Copy the question about exponential sums below, from the words "Question: Can we" through "the Legendre symbol.)", and substitute "Jacobi symbol" for "Legendre symbol".

━━ Reading passage ━━

There exists a subset $\mathcal{P}$ of primes, having positive Dirichlet density $A<1$ and such that for all $w\in \mathcal{P}$ we have $$ \sum_{\mathbf{b}(\text{mod } w)} |\sum_{\substack{t (\text{mod } w)\\ (t,w)=1}} \sum_{\mathbf{x} (\text{mod } w)}e_w(tC(\mathbf{x})+\mathbf{b}.\mathbf{x})|<Aw^{(3n+1)/2} $$ where $\mathbf{b}$ is the vector $(b_1,\ldots b_n)$, $e_q(z)=e^{2 \pi \text{i} z/q}$ and $\mathbf{a} \cdot \mathbf{b}=\sum_{i=1}^n a_i b_i$.

Question: Can we do the same when we twist the innermost sum by $\chi(t)$ for a multiplicative character $\chi$? (I need it only in the case where $\chi$ is the Legendre symbol.)

Context: I am trying to prove the Hasse-Principle for $C(\mathbf{x})=y^2$ and $n=6$. Everything goes through nicely up to the aforementioned problem.

━━━
━━ Data entries ━━

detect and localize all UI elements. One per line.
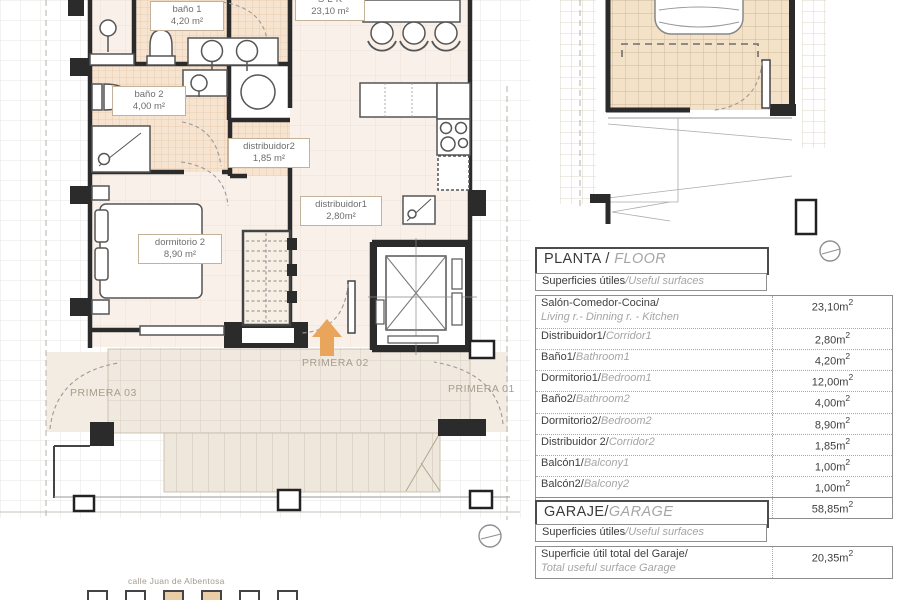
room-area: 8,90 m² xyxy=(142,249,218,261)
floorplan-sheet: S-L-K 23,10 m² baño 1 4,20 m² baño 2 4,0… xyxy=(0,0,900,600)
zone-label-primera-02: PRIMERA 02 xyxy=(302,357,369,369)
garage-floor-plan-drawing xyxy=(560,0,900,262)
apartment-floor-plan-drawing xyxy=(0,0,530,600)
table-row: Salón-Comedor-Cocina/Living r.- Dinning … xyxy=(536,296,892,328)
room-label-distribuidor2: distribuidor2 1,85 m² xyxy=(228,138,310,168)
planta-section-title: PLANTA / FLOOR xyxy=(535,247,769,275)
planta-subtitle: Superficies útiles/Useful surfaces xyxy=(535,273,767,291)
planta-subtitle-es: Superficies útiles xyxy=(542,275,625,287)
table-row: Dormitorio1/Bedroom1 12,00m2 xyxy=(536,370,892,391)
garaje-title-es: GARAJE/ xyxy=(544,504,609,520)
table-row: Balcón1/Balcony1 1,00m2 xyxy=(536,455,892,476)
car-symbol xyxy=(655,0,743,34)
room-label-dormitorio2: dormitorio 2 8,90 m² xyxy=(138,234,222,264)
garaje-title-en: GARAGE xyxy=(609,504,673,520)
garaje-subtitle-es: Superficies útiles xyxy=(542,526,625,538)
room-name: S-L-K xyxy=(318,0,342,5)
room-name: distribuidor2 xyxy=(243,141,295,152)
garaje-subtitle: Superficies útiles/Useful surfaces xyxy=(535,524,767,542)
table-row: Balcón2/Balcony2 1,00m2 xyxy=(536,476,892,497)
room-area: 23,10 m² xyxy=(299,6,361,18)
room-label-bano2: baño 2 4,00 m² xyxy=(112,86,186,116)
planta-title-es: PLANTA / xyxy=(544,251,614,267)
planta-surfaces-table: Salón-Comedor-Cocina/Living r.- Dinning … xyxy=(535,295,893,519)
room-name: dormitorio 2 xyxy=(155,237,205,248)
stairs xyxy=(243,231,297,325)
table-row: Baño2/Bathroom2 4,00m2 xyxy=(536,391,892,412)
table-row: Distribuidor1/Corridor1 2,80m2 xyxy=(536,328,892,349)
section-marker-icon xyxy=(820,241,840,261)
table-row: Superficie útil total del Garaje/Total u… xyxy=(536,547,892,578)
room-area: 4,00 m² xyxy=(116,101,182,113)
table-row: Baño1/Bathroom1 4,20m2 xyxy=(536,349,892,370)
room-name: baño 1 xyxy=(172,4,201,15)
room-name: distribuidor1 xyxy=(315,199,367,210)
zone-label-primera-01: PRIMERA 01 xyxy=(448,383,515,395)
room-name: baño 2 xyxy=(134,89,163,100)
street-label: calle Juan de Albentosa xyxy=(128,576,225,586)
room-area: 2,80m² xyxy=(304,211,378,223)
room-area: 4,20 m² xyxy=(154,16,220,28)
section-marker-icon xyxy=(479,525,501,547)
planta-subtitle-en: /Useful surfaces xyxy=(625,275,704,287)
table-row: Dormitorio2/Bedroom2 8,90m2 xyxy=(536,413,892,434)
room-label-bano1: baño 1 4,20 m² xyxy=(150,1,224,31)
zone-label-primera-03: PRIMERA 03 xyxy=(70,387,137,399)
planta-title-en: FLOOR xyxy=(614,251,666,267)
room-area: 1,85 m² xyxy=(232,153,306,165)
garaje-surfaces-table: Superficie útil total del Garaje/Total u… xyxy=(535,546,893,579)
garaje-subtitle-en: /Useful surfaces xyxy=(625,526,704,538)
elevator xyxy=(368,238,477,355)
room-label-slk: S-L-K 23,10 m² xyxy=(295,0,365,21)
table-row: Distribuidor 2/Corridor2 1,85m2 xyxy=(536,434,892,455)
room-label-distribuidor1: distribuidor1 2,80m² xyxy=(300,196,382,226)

━━━
━━ Data entries ━━

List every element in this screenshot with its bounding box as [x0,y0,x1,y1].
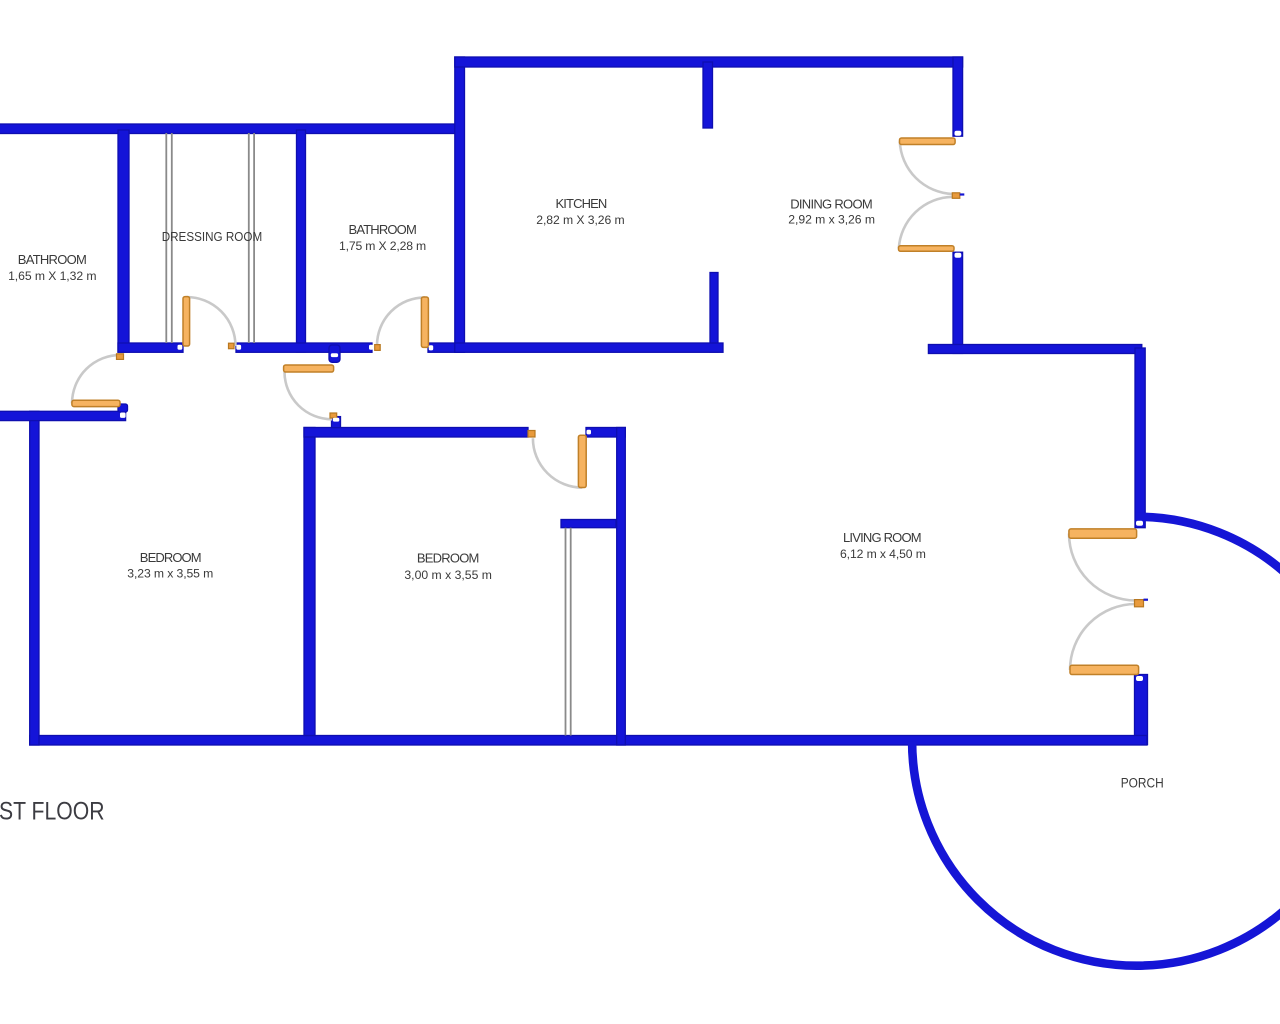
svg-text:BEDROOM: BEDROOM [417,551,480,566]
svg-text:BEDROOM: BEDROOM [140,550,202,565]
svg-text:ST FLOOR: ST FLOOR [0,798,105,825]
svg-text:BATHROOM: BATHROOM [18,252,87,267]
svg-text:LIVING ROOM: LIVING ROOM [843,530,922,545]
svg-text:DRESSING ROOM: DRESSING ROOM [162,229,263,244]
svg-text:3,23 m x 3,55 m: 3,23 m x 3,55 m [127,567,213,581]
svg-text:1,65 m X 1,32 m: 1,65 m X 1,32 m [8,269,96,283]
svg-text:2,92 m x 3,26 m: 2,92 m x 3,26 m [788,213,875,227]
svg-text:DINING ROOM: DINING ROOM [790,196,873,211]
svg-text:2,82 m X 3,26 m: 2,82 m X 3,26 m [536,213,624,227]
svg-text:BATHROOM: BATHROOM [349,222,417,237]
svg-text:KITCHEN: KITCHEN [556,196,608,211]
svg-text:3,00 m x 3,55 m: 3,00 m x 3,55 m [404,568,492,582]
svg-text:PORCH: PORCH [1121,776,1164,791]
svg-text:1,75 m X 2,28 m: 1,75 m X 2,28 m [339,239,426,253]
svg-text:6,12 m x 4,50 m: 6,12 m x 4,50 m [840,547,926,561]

━━━
━━ Data entries ━━

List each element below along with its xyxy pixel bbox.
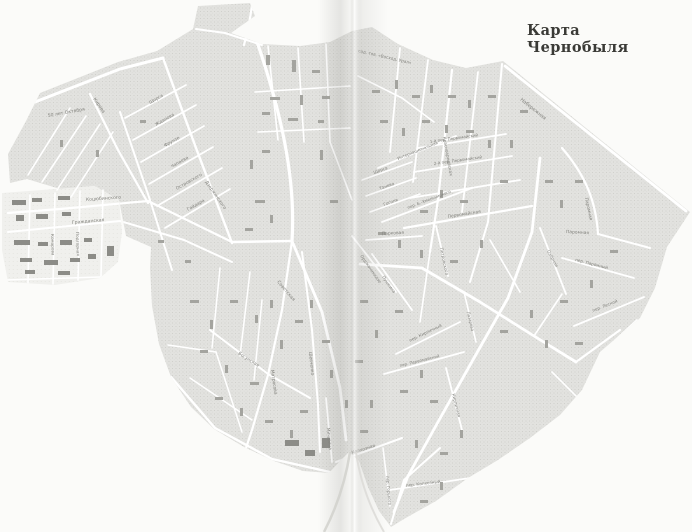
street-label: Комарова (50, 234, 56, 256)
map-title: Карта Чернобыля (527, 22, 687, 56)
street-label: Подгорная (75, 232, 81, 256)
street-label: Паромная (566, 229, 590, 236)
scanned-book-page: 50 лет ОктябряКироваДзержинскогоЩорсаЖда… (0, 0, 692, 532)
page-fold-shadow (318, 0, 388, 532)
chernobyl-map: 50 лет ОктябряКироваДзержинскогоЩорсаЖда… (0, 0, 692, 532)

━━━

• [Output for this task]
Question: Can we do the same when we twist the innermost sum by $\chi(t)$ for a multiplicative character $\chi$? (I need it only in the case where $\chi$ is the Jacobi symbol.)